Your goal = Locate every line in the records below that contains the word "stars", and copy each one.

Dataset =
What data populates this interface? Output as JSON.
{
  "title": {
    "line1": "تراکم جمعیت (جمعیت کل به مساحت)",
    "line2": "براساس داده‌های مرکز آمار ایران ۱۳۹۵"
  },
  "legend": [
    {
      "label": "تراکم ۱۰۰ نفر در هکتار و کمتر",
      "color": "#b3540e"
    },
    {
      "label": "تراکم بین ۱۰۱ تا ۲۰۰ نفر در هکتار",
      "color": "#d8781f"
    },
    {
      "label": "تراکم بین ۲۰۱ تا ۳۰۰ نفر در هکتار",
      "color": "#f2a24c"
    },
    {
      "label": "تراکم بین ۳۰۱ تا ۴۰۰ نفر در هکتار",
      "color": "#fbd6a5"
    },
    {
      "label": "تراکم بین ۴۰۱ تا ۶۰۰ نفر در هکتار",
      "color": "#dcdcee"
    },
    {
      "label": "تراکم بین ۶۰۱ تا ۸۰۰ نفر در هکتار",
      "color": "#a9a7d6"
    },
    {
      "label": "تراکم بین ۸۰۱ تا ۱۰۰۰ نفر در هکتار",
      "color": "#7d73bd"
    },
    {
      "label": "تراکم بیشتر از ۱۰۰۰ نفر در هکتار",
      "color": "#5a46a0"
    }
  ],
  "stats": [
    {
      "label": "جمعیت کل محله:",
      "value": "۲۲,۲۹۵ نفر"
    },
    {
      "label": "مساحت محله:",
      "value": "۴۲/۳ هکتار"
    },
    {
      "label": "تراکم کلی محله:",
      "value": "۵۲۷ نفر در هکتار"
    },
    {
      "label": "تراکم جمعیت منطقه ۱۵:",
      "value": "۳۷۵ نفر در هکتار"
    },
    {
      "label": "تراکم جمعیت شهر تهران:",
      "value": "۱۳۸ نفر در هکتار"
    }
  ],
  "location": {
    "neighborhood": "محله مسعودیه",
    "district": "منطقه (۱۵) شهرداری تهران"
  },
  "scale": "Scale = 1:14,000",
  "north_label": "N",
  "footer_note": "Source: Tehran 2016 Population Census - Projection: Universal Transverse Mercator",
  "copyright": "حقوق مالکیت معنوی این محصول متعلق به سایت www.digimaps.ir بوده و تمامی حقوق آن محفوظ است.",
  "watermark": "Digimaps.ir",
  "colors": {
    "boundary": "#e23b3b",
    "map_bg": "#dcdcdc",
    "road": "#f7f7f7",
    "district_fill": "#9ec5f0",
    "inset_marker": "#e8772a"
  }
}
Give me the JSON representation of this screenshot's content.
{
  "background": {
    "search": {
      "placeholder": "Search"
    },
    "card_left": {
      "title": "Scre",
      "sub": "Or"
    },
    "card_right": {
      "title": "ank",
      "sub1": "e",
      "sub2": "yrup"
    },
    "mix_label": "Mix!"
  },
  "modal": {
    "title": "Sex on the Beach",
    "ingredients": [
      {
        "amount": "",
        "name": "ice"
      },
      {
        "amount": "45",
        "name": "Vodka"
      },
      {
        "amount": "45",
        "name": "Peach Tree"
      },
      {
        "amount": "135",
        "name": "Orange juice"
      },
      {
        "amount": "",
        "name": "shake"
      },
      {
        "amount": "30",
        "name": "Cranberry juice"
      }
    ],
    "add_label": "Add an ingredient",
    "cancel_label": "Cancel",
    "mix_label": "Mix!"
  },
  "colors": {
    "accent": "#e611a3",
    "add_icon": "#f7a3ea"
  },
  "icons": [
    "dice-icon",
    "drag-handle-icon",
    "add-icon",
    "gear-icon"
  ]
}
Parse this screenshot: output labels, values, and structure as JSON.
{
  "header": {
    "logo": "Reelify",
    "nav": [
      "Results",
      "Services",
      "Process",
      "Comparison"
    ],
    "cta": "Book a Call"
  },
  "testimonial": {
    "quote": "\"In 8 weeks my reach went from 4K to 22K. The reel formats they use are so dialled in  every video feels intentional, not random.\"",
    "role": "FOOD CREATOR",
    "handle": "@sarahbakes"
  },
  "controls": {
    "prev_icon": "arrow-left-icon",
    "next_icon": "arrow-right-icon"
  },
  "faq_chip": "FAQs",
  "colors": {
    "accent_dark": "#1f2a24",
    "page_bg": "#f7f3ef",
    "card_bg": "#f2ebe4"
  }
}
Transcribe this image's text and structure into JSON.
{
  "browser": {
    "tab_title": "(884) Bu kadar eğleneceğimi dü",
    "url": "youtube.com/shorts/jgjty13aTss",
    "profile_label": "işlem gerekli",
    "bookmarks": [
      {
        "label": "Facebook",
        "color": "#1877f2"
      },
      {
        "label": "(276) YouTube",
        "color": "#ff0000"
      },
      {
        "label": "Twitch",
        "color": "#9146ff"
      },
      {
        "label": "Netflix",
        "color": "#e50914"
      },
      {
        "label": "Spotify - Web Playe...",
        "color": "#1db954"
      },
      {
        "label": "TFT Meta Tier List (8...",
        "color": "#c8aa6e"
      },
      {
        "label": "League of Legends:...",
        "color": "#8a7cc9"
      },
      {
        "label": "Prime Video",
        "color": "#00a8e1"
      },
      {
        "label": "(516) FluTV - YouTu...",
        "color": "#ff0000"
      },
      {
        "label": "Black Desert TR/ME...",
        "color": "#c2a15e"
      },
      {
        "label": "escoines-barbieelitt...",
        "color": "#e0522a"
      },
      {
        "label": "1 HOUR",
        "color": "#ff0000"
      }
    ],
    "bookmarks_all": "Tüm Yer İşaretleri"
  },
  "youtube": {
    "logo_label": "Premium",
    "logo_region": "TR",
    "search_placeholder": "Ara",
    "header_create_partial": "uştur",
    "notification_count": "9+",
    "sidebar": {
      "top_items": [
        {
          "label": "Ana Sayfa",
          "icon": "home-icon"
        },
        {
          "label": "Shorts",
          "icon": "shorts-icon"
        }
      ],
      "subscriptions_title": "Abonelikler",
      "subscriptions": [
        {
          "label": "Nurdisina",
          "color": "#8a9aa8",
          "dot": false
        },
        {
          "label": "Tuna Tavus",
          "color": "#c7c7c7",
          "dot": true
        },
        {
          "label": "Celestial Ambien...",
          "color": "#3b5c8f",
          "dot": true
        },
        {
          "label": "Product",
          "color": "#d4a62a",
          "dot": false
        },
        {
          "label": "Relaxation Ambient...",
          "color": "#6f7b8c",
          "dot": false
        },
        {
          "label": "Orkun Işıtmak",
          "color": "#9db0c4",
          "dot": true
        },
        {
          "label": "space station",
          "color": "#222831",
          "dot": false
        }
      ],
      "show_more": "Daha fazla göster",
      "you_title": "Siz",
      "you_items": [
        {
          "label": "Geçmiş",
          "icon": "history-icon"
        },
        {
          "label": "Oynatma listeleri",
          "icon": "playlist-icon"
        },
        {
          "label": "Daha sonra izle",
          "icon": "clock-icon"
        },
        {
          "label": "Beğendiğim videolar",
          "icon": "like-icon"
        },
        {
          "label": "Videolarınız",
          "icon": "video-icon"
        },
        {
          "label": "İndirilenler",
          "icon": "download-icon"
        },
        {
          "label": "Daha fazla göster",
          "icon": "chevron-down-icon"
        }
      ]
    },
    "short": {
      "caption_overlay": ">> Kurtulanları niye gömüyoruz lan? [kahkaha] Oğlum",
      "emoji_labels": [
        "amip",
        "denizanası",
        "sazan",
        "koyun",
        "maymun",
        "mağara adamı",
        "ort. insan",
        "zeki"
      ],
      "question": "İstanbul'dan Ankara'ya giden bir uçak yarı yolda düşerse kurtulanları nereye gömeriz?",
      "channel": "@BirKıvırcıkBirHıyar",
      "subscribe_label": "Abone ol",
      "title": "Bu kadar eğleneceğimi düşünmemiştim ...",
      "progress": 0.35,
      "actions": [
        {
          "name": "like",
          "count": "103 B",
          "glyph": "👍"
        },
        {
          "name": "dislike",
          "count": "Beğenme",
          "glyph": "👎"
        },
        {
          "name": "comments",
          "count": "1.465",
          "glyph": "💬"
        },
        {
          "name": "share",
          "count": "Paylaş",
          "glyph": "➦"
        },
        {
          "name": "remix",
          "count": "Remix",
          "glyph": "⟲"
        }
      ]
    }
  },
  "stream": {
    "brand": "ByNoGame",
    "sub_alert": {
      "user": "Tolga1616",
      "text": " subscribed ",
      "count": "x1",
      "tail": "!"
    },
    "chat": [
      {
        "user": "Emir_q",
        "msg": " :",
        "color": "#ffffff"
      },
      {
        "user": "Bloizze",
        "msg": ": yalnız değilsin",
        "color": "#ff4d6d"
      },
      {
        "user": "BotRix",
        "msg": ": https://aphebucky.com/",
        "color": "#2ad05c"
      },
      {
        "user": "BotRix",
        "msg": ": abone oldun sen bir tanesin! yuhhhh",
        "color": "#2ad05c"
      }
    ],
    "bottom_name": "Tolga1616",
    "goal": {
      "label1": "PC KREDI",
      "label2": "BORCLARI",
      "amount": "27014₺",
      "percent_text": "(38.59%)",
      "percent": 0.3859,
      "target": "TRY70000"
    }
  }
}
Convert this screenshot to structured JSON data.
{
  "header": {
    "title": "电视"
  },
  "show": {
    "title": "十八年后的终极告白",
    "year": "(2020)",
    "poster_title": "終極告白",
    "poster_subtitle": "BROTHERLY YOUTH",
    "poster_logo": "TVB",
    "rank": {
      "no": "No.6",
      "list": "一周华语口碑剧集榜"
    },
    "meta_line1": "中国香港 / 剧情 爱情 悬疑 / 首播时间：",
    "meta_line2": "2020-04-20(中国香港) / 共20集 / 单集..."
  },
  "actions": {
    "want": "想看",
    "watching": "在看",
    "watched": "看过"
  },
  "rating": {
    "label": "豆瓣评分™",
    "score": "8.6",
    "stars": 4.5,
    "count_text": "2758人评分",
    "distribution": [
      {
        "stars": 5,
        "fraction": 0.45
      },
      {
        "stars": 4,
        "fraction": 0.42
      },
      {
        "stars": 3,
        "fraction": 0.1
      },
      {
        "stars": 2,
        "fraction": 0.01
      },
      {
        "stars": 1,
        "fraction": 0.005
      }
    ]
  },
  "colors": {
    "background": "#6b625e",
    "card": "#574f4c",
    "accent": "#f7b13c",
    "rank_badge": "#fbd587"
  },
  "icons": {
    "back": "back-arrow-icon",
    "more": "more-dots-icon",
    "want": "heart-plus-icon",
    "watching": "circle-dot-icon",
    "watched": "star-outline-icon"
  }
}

Exercise solution =
    "stars": 4.5,
        "stars": 5,
        "stars": 4,
        "stars": 3,
        "stars": 2,
        "stars": 1,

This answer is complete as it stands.